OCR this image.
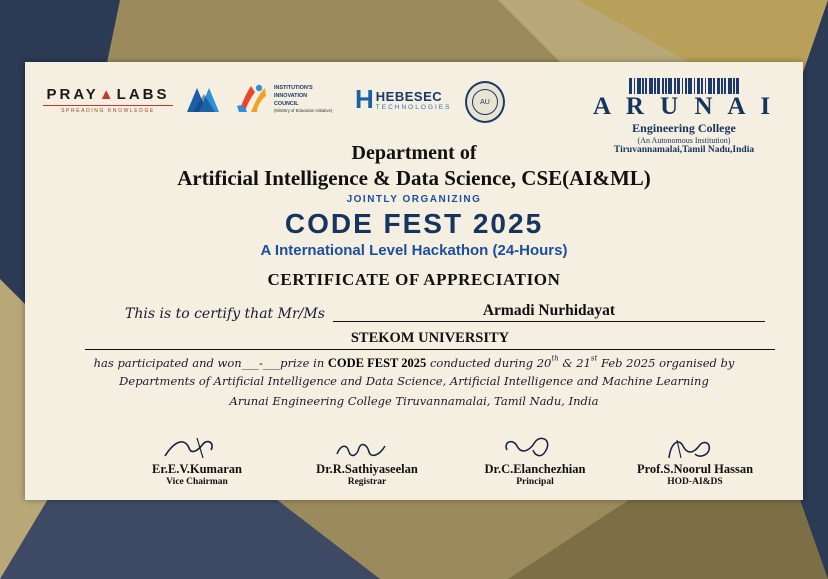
PRAY▲LABS
SPREADING KNOWLEDGE
INSTITUTION'S
INNOVATION
COUNCIL
(Ministry of Education Initiative) H HEBESEC
TECHNOLOGIES
AU	A R U N A I
Engineering College
(An Autonomous Institution)
Tiruvannamalai,Tamil Nadu,India
Department of
Artificial Intelligence & Data Science, CSE(AI&ML)
JOINTLY ORGANIZING
CODE FEST 2025
A International Level Hackathon (24-Hours)
CERTIFICATE OF APPRECIATION
This is to certify that Mr/Ms	Armadi Nurhidayat
STEKOM UNIVERSITY
has participated and won___-___prize in CODE FEST 2025 conducted during 20th & 21st Feb 2025 organised by
Departments of Artificial Intelligence and Data Science, Artificial Intelligence and Machine Learning
Arunai Engineering College Tiruvannamalai, Tamil Nadu, India
Er.E.V.Kumaran
Vice Chairman
Dr.R.Sathiyaseelan
Registrar
Dr.C.Elanchezhian
Principal
Prof.S.Noorul Hassan
HOD-AI&DS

##########

REQUEST - Pictures in the data above should not be copied; transcribe everything else exactly.

FULL OUTPUT -
OCR this image.
PRAY▲LABS
SPREADING KNOWLEDGE
INSTITUTION'S
INNOVATION
COUNCIL
(Ministry of Education Initiative) H HEBESEC
TECHNOLOGIES
AU	A R U N A I
Engineering College
(An Autonomous Institution)
Tiruvannamalai,Tamil Nadu,India
Department of
Artificial Intelligence & Data Science, CSE(AI&ML)
JOINTLY ORGANIZING
CODE FEST 2025
A International Level Hackathon (24-Hours)
CERTIFICATE OF APPRECIATION
This is to certify that Mr/Ms	Armadi Nurhidayat
STEKOM UNIVERSITY
has participated and won___-___prize in CODE FEST 2025 conducted during 20th & 21st Feb 2025 organised by
Departments of Artificial Intelligence and Data Science, Artificial Intelligence and Machine Learning
Arunai Engineering College Tiruvannamalai, Tamil Nadu, India
Er.E.V.Kumaran
Vice Chairman
Dr.R.Sathiyaseelan
Registrar
Dr.C.Elanchezhian
Principal
Prof.S.Noorul Hassan
HOD-AI&DS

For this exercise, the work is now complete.